Task objective> Can you restate the records below word for word?

Data supplied>
■ ■ ■ ■ ■

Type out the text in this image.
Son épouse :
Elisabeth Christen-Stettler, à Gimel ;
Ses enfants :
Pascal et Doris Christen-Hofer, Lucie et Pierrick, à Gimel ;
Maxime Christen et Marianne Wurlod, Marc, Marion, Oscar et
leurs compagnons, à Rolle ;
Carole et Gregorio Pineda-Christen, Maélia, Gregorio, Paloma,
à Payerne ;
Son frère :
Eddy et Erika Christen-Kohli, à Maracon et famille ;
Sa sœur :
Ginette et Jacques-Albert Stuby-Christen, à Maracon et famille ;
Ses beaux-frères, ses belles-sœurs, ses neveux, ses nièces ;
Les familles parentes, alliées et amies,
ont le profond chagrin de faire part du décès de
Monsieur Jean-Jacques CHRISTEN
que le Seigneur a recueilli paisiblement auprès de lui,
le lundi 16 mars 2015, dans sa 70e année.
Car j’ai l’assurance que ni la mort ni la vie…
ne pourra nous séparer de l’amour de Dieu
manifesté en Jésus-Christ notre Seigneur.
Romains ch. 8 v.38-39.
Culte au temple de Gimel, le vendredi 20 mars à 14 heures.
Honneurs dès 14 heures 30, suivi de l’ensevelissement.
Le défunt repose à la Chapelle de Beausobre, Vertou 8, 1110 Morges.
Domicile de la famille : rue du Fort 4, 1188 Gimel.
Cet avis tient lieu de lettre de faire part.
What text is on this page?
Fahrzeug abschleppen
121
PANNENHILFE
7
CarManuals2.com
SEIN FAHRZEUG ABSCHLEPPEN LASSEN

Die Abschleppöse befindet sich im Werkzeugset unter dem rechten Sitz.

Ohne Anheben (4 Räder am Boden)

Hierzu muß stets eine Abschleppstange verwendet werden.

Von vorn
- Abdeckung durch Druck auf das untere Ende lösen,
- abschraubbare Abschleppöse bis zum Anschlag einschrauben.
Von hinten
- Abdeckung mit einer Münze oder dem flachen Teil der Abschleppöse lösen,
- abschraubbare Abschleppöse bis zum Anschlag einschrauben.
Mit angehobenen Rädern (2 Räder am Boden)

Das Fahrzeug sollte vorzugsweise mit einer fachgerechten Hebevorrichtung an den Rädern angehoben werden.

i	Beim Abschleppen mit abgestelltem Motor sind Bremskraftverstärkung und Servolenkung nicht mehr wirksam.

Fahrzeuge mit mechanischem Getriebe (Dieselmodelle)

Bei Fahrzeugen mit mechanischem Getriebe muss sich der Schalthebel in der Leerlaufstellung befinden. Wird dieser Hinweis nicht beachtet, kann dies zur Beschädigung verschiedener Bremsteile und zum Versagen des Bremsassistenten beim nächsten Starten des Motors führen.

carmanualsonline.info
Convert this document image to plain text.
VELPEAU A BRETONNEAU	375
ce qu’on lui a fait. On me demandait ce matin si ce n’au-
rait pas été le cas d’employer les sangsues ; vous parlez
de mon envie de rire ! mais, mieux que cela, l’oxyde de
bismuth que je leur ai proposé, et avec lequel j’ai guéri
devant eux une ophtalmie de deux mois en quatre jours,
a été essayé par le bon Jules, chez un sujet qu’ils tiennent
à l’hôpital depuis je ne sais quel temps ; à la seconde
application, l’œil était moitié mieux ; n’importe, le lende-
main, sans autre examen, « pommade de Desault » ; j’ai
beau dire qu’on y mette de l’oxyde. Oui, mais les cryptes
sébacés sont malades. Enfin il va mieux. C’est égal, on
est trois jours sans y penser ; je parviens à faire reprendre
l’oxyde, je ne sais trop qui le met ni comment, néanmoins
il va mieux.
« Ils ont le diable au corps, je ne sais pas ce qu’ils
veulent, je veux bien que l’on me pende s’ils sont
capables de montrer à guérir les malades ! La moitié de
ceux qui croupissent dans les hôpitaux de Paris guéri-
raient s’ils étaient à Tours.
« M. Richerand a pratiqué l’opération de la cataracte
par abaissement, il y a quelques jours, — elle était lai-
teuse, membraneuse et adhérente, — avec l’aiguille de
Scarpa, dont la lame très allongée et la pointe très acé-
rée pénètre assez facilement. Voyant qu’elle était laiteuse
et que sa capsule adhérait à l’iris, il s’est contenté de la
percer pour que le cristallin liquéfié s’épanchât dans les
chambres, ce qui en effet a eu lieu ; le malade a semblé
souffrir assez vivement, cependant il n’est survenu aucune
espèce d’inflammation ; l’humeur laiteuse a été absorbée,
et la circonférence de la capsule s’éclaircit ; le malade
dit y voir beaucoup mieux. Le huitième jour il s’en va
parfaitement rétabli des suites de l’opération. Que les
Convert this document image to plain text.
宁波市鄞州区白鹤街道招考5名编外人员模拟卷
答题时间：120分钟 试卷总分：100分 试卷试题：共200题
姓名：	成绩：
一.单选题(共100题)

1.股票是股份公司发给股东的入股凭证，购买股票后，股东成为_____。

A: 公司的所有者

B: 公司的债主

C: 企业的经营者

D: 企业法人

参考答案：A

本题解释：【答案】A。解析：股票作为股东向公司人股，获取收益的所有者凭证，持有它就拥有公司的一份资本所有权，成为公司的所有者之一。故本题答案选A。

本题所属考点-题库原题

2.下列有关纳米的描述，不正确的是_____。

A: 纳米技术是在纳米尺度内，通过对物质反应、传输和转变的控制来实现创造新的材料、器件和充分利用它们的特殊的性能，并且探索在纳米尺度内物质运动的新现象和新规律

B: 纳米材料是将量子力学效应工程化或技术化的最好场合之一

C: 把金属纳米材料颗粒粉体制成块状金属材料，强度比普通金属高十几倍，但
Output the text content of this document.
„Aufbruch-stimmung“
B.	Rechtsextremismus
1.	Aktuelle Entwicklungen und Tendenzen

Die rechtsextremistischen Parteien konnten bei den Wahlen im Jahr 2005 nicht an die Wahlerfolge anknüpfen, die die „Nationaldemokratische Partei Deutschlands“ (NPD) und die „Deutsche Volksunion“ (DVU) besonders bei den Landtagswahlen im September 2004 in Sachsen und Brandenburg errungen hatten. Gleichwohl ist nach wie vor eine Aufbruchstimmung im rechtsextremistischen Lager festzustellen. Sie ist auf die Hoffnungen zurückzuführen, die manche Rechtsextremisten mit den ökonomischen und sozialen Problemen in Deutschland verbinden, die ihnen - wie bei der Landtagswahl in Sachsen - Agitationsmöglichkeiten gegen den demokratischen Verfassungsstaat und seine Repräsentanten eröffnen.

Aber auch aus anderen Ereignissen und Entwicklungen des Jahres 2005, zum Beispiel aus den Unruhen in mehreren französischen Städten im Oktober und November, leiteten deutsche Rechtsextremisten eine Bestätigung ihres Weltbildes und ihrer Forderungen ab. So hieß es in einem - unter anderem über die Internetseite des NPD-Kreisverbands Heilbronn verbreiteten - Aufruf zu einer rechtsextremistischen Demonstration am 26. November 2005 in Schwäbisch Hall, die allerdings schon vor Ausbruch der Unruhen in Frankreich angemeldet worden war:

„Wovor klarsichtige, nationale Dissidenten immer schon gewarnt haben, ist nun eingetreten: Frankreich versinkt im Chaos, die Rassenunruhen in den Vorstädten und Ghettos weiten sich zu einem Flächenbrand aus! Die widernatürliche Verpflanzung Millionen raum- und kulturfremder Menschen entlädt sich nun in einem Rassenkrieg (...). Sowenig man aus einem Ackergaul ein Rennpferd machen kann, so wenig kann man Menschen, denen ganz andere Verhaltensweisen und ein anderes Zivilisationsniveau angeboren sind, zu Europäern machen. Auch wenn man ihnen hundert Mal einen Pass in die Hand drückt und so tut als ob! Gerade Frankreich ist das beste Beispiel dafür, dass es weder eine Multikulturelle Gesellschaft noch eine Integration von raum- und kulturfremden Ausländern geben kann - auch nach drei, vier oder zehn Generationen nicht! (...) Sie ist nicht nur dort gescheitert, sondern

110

■ ■ ■ ■ ■

Exercise answer>
Type out the text in this image.
Son épouse :
Elisabeth Christen-Stettler, à Gimel ;
Ses enfants :
Pascal et Doris Christen-Hofer, Lucie et Pierrick, à Gimel ;
Maxime Christen et Marianne Wurlod, Marc, Marion, Oscar et
leurs compagnons, à Rolle ;
Carole et Gregorio Pineda-Christen, Maélia, Gregorio, Paloma,
à Payerne ;
Son frère :
Eddy et Erika Christen-Kohli, à Maracon et famille ;
Sa sœur :
Ginette et Jacques-Albert Stuby-Christen, à Maracon et famille ;
Ses beaux-frères, ses belles-sœurs, ses neveux, ses nièces ;
Les familles parentes, alliées et amies,
ont le profond chagrin de faire part du décès de
Monsieur Jean-Jacques CHRISTEN
que le Seigneur a recueilli paisiblement auprès de lui,
le lundi 16 mars 2015, dans sa 70e année.
Car j’ai l’assurance que ni la mort ni la vie…
ne pourra nous séparer de l’amour de Dieu
manifesté en Jésus-Christ notre Seigneur.
Romains ch. 8 v.38-39.
Culte au temple de Gimel, le vendredi 20 mars à 14 heures.
Honneurs dès 14 heures 30, suivi de l’ensevelissement.
Le défunt repose à la Chapelle de Beausobre, Vertou 8, 1110 Morges.
Domicile de la famille : rue du Fort 4, 1188 Gimel.
Cet avis tient lieu de lettre de faire part.
What text is on this page?
Fahrzeug abschleppen
121
PANNENHILFE
7
CarManuals2.com
SEIN FAHRZEUG ABSCHLEPPEN LASSEN

Die Abschleppöse befindet sich im Werkzeugset unter dem rechten Sitz.

Ohne Anheben (4 Räder am Boden)

Hierzu muß stets eine Abschleppstange verwendet werden.

Von vorn
- Abdeckung durch Druck auf das untere Ende lösen,
- abschraubbare Abschleppöse bis zum Anschlag einschrauben.
Von hinten
- Abdeckung mit einer Münze oder dem flachen Teil der Abschleppöse lösen,
- abschraubbare Abschleppöse bis zum Anschlag einschrauben.
Mit angehobenen Rädern (2 Räder am Boden)

Das Fahrzeug sollte vorzugsweise mit einer fachgerechten Hebevorrichtung an den Rädern angehoben werden.

i	Beim Abschleppen mit abgestelltem Motor sind Bremskraftverstärkung und Servolenkung nicht mehr wirksam.

Fahrzeuge mit mechanischem Getriebe (Dieselmodelle)

Bei Fahrzeugen mit mechanischem Getriebe muss sich der Schalthebel in der Leerlaufstellung befinden. Wird dieser Hinweis nicht beachtet, kann dies zur Beschädigung verschiedener Bremsteile und zum Versagen des Bremsassistenten beim nächsten Starten des Motors führen.

carmanualsonline.info
Convert this document image to plain text.
VELPEAU A BRETONNEAU	375
ce qu’on lui a fait. On me demandait ce matin si ce n’au-
rait pas été le cas d’employer les sangsues ; vous parlez
de mon envie de rire ! mais, mieux que cela, l’oxyde de
bismuth que je leur ai proposé, et avec lequel j’ai guéri
devant eux une ophtalmie de deux mois en quatre jours,
a été essayé par le bon Jules, chez un sujet qu’ils tiennent
à l’hôpital depuis je ne sais quel temps ; à la seconde
application, l’œil était moitié mieux ; n’importe, le lende-
main, sans autre examen, « pommade de Desault » ; j’ai
beau dire qu’on y mette de l’oxyde. Oui, mais les cryptes
sébacés sont malades. Enfin il va mieux. C’est égal, on
est trois jours sans y penser ; je parviens à faire reprendre
l’oxyde, je ne sais trop qui le met ni comment, néanmoins
il va mieux.
« Ils ont le diable au corps, je ne sais pas ce qu’ils
veulent, je veux bien que l’on me pende s’ils sont
capables de montrer à guérir les malades ! La moitié de
ceux qui croupissent dans les hôpitaux de Paris guéri-
raient s’ils étaient à Tours.
« M. Richerand a pratiqué l’opération de la cataracte
par abaissement, il y a quelques jours, — elle était lai-
teuse, membraneuse et adhérente, — avec l’aiguille de
Scarpa, dont la lame très allongée et la pointe très acé-
rée pénètre assez facilement. Voyant qu’elle était laiteuse
et que sa capsule adhérait à l’iris, il s’est contenté de la
percer pour que le cristallin liquéfié s’épanchât dans les
chambres, ce qui en effet a eu lieu ; le malade a semblé
souffrir assez vivement, cependant il n’est survenu aucune
espèce d’inflammation ; l’humeur laiteuse a été absorbée,
et la circonférence de la capsule s’éclaircit ; le malade
dit y voir beaucoup mieux. Le huitième jour il s’en va
parfaitement rétabli des suites de l’opération. Que les
Convert this document image to plain text.
宁波市鄞州区白鹤街道招考5名编外人员模拟卷
答题时间：120分钟 试卷总分：100分 试卷试题：共200题
姓名：	成绩：
一.单选题(共100题)

1.股票是股份公司发给股东的入股凭证，购买股票后，股东成为_____。

A: 公司的所有者

B: 公司的债主

C: 企业的经营者

D: 企业法人

参考答案：A

本题解释：【答案】A。解析：股票作为股东向公司人股，获取收益的所有者凭证，持有它就拥有公司的一份资本所有权，成为公司的所有者之一。故本题答案选A。

本题所属考点-题库原题

2.下列有关纳米的描述，不正确的是_____。

A: 纳米技术是在纳米尺度内，通过对物质反应、传输和转变的控制来实现创造新的材料、器件和充分利用它们的特殊的性能，并且探索在纳米尺度内物质运动的新现象和新规律

B: 纳米材料是将量子力学效应工程化或技术化的最好场合之一

C: 把金属纳米材料颗粒粉体制成块状金属材料，强度比普通金属高十几倍，但
Output the text content of this document.
„Aufbruch-stimmung“
B.	Rechtsextremismus
1.	Aktuelle Entwicklungen und Tendenzen

Die rechtsextremistischen Parteien konnten bei den Wahlen im Jahr 2005 nicht an die Wahlerfolge anknüpfen, die die „Nationaldemokratische Partei Deutschlands“ (NPD) und die „Deutsche Volksunion“ (DVU) besonders bei den Landtagswahlen im September 2004 in Sachsen und Brandenburg errungen hatten. Gleichwohl ist nach wie vor eine Aufbruchstimmung im rechtsextremistischen Lager festzustellen. Sie ist auf die Hoffnungen zurückzuführen, die manche Rechtsextremisten mit den ökonomischen und sozialen Problemen in Deutschland verbinden, die ihnen - wie bei der Landtagswahl in Sachsen - Agitationsmöglichkeiten gegen den demokratischen Verfassungsstaat und seine Repräsentanten eröffnen.

Aber auch aus anderen Ereignissen und Entwicklungen des Jahres 2005, zum Beispiel aus den Unruhen in mehreren französischen Städten im Oktober und November, leiteten deutsche Rechtsextremisten eine Bestätigung ihres Weltbildes und ihrer Forderungen ab. So hieß es in einem - unter anderem über die Internetseite des NPD-Kreisverbands Heilbronn verbreiteten - Aufruf zu einer rechtsextremistischen Demonstration am 26. November 2005 in Schwäbisch Hall, die allerdings schon vor Ausbruch der Unruhen in Frankreich angemeldet worden war:

„Wovor klarsichtige, nationale Dissidenten immer schon gewarnt haben, ist nun eingetreten: Frankreich versinkt im Chaos, die Rassenunruhen in den Vorstädten und Ghettos weiten sich zu einem Flächenbrand aus! Die widernatürliche Verpflanzung Millionen raum- und kulturfremder Menschen entlädt sich nun in einem Rassenkrieg (...). Sowenig man aus einem Ackergaul ein Rennpferd machen kann, so wenig kann man Menschen, denen ganz andere Verhaltensweisen und ein anderes Zivilisationsniveau angeboren sind, zu Europäern machen. Auch wenn man ihnen hundert Mal einen Pass in die Hand drückt und so tut als ob! Gerade Frankreich ist das beste Beispiel dafür, dass es weder eine Multikulturelle Gesellschaft noch eine Integration von raum- und kulturfremden Ausländern geben kann - auch nach drei, vier oder zehn Generationen nicht! (...) Sie ist nicht nur dort gescheitert, sondern

110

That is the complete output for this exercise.